• [Description of the task]: Repeat the listing in full, preserving every character.

• [Provided records]:
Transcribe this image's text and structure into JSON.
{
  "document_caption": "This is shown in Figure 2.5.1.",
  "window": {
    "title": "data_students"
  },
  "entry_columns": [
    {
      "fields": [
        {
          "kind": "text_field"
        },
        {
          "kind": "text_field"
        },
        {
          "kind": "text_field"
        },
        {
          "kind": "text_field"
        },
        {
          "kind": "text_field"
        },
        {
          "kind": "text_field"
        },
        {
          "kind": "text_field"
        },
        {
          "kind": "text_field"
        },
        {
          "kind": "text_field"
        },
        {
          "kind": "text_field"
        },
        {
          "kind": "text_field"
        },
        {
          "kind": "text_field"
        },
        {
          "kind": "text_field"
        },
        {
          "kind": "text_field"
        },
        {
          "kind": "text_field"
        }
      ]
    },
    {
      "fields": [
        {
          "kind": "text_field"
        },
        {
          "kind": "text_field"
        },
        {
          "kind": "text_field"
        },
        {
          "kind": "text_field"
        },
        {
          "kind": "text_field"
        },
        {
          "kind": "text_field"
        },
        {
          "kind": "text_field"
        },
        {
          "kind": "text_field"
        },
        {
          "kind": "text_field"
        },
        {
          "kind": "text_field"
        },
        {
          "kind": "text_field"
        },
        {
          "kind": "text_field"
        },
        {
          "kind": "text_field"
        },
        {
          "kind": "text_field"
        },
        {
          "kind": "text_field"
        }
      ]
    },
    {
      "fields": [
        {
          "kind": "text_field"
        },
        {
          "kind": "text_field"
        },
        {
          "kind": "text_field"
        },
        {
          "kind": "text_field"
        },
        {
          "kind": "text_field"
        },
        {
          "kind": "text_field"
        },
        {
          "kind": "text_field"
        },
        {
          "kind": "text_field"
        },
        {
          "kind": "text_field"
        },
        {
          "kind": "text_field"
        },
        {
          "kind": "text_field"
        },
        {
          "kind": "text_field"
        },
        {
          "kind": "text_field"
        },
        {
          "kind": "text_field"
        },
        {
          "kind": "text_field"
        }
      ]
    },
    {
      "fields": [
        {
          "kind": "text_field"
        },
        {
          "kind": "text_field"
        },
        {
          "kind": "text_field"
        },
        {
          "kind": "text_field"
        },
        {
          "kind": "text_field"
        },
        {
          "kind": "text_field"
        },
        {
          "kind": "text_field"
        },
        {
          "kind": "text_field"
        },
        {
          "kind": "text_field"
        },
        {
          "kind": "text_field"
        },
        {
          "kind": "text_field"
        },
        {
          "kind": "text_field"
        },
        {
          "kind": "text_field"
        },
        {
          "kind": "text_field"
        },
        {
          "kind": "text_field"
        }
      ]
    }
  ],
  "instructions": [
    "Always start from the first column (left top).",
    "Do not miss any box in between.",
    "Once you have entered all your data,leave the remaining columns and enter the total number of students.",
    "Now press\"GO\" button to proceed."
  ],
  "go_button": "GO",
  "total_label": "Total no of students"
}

• [The answer]:
Transcribe this image's text and structure into JSON.
{
  "document_caption": "This is shown in Figure 2.5.1.",
  "window": {
    "title": "data_students"
  },
  "entry_columns": [
    {
      "fields": [
        {
          "kind": "text_field"
        },
        {
          "kind": "text_field"
        },
        {
          "kind": "text_field"
        },
        {
          "kind": "text_field"
        },
        {
          "kind": "text_field"
        },
        {
          "kind": "text_field"
        },
        {
          "kind": "text_field"
        },
        {
          "kind": "text_field"
        },
        {
          "kind": "text_field"
        },
        {
          "kind": "text_field"
        },
        {
          "kind": "text_field"
        },
        {
          "kind": "text_field"
        },
        {
          "kind": "text_field"
        },
        {
          "kind": "text_field"
        },
        {
          "kind": "text_field"
        }
      ]
    },
    {
      "fields": [
        {
          "kind": "text_field"
        },
        {
          "kind": "text_field"
        },
        {
          "kind": "text_field"
        },
        {
          "kind": "text_field"
        },
        {
          "kind": "text_field"
        },
        {
          "kind": "text_field"
        },
        {
          "kind": "text_field"
        },
        {
          "kind": "text_field"
        },
        {
          "kind": "text_field"
        },
        {
          "kind": "text_field"
        },
        {
          "kind": "text_field"
        },
        {
          "kind": "text_field"
        },
        {
          "kind": "text_field"
        },
        {
          "kind": "text_field"
        },
        {
          "kind": "text_field"
        }
      ]
    },
    {
      "fields": [
        {
          "kind": "text_field"
        },
        {
          "kind": "text_field"
        },
        {
          "kind": "text_field"
        },
        {
          "kind": "text_field"
        },
        {
          "kind": "text_field"
        },
        {
          "kind": "text_field"
        },
        {
          "kind": "text_field"
        },
        {
          "kind": "text_field"
        },
        {
          "kind": "text_field"
        },
        {
          "kind": "text_field"
        },
        {
          "kind": "text_field"
        },
        {
          "kind": "text_field"
        },
        {
          "kind": "text_field"
        },
        {
          "kind": "text_field"
        },
        {
          "kind": "text_field"
        }
      ]
    },
    {
      "fields": [
        {
          "kind": "text_field"
        },
        {
          "kind": "text_field"
        },
        {
          "kind": "text_field"
        },
        {
          "kind": "text_field"
        },
        {
          "kind": "text_field"
        },
        {
          "kind": "text_field"
        },
        {
          "kind": "text_field"
        },
        {
          "kind": "text_field"
        },
        {
          "kind": "text_field"
        },
        {
          "kind": "text_field"
        },
        {
          "kind": "text_field"
        },
        {
          "kind": "text_field"
        },
        {
          "kind": "text_field"
        },
        {
          "kind": "text_field"
        },
        {
          "kind": "text_field"
        }
      ]
    }
  ],
  "instructions": [
    "Always start from the first column (left top).",
    "Do not miss any box in between.",
    "Once you have entered all your data,leave the remaining columns and enter the total number of students.",
    "Now press\"GO\" button to proceed."
  ],
  "go_button": "GO",
  "total_label": "Total no of students"
}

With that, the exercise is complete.